Problem: Keep only the lines of the data below that contain "techniques", and copy them.

Excerpts from a figure dataset
++++++++++++++++++++

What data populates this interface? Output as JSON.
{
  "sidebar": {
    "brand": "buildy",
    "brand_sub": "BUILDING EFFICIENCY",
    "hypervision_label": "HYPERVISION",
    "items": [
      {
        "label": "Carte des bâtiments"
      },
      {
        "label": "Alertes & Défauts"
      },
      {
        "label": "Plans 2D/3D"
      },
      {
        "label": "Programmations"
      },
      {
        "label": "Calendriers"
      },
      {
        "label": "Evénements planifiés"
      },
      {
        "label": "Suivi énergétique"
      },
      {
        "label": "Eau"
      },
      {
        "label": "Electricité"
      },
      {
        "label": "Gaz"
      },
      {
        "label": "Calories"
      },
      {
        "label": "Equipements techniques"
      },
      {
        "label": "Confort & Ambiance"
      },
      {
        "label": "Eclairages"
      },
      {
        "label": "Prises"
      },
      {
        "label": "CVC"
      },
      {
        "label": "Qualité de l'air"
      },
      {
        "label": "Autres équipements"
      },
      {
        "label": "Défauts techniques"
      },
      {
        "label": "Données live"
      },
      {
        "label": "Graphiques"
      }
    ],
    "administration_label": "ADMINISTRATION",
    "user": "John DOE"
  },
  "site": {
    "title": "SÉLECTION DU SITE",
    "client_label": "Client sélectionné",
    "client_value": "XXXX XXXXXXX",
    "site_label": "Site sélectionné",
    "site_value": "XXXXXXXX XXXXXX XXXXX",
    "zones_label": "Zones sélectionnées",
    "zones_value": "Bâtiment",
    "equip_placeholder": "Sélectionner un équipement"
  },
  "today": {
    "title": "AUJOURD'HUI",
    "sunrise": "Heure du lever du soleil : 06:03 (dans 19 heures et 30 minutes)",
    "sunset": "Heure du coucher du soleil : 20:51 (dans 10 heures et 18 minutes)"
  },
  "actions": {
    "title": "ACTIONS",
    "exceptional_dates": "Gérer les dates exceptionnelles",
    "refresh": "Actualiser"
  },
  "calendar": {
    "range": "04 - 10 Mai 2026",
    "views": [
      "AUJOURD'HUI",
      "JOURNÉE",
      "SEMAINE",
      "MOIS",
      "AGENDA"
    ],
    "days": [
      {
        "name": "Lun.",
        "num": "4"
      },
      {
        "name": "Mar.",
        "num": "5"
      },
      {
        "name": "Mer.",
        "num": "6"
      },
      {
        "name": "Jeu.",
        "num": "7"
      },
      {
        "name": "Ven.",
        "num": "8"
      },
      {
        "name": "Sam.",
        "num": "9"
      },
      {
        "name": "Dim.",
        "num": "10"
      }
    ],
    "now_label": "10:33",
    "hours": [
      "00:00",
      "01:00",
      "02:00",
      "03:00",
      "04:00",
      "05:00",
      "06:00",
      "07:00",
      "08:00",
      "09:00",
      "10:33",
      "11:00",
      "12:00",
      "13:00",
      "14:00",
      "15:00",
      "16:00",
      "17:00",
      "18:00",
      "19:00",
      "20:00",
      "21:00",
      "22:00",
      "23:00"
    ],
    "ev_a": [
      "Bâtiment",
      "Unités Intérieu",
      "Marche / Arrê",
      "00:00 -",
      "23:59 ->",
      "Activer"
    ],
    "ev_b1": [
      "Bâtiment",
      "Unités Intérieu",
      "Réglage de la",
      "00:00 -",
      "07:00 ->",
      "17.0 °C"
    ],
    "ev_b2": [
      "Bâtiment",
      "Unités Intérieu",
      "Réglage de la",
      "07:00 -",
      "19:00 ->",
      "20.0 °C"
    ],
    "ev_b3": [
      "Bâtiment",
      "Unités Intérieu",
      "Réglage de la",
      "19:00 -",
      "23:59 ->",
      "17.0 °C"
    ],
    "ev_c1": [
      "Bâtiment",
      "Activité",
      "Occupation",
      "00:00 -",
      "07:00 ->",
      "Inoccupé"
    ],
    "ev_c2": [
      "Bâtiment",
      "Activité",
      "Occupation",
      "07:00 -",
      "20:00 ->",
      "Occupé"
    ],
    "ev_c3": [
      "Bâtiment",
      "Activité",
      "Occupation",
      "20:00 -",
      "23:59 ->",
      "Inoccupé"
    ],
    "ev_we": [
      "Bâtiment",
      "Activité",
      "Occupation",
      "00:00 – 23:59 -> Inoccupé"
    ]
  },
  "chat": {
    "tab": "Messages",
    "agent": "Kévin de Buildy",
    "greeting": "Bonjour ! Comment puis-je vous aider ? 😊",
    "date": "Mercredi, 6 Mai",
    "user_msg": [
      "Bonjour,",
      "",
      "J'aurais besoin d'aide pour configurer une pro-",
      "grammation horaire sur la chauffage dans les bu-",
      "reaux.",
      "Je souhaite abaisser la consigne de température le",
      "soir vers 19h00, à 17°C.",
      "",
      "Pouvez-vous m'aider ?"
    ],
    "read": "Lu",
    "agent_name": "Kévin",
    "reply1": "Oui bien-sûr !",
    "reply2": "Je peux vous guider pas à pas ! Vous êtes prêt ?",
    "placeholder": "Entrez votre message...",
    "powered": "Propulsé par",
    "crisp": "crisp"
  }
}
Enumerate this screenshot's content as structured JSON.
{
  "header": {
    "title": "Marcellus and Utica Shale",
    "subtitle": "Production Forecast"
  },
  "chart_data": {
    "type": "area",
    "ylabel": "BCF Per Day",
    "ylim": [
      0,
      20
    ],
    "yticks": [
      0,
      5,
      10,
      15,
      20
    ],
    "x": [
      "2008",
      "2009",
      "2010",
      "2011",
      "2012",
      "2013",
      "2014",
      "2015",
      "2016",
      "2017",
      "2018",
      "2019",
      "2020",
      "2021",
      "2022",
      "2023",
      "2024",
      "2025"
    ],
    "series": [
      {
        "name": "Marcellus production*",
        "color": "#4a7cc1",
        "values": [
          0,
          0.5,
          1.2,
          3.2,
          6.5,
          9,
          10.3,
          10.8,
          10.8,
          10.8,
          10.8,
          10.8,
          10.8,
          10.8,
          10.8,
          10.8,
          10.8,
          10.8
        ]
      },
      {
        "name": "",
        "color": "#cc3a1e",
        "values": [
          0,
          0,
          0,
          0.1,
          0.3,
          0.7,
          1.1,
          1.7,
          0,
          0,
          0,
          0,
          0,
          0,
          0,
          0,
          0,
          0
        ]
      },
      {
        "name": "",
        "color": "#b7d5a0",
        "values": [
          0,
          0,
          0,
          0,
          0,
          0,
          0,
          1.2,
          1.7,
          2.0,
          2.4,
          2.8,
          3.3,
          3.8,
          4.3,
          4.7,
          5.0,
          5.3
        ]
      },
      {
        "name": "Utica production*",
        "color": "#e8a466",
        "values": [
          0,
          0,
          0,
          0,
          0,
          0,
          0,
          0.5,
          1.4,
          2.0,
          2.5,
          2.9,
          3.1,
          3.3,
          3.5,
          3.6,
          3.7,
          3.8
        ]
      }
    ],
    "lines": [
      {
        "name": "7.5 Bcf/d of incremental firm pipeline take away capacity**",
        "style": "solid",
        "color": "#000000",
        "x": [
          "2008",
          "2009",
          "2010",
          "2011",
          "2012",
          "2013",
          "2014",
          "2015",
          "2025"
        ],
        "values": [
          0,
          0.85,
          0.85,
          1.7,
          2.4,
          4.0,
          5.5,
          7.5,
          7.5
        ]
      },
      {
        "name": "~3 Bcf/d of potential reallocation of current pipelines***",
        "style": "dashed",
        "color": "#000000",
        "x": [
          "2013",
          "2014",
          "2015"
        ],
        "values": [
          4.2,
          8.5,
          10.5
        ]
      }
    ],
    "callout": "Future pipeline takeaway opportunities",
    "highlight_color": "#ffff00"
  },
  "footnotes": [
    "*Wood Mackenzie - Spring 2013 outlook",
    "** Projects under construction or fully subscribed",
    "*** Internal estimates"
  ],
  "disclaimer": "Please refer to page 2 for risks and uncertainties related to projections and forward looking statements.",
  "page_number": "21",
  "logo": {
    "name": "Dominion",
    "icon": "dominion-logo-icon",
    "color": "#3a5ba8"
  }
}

++++++++++++++++++++

Task response:
        "label": "Equipements techniques"
        "label": "Défauts techniques"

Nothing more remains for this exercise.